__TASK TO COMPLETE__.
Below are the records. Gather each line that holds "Ignition".

((

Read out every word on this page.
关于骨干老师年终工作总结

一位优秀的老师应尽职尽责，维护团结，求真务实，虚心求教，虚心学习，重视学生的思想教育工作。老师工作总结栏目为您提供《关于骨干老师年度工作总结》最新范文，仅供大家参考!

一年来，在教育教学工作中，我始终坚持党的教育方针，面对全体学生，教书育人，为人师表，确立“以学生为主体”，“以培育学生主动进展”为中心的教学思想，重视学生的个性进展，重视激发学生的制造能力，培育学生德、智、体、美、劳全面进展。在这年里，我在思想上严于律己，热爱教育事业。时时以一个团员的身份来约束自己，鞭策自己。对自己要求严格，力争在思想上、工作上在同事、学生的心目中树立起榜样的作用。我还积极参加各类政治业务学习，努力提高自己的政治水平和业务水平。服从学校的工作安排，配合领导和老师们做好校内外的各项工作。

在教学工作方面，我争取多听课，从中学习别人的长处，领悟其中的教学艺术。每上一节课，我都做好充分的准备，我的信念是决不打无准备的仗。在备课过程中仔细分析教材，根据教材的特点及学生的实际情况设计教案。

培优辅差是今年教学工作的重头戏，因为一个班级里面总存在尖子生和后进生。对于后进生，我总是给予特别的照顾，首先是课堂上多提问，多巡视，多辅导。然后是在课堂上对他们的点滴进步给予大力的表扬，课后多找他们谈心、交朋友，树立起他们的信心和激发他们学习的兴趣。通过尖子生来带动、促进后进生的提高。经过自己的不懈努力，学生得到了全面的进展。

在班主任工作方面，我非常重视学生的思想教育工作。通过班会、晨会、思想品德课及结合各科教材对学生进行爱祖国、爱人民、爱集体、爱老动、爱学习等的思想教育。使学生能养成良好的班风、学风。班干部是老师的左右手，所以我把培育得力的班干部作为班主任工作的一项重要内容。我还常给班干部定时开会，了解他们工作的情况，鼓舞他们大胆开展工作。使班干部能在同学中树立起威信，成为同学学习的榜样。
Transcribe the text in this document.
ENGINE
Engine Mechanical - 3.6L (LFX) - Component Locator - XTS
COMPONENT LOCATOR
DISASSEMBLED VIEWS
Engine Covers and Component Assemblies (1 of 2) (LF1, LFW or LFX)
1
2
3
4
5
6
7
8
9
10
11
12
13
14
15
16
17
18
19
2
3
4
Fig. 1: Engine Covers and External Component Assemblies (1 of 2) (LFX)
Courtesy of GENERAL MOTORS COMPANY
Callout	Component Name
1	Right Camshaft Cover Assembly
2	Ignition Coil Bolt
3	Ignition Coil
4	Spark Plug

))

__ANSWER FOR THIS EXERCISE__.
2	Ignition Coil Bolt
3	Ignition Coil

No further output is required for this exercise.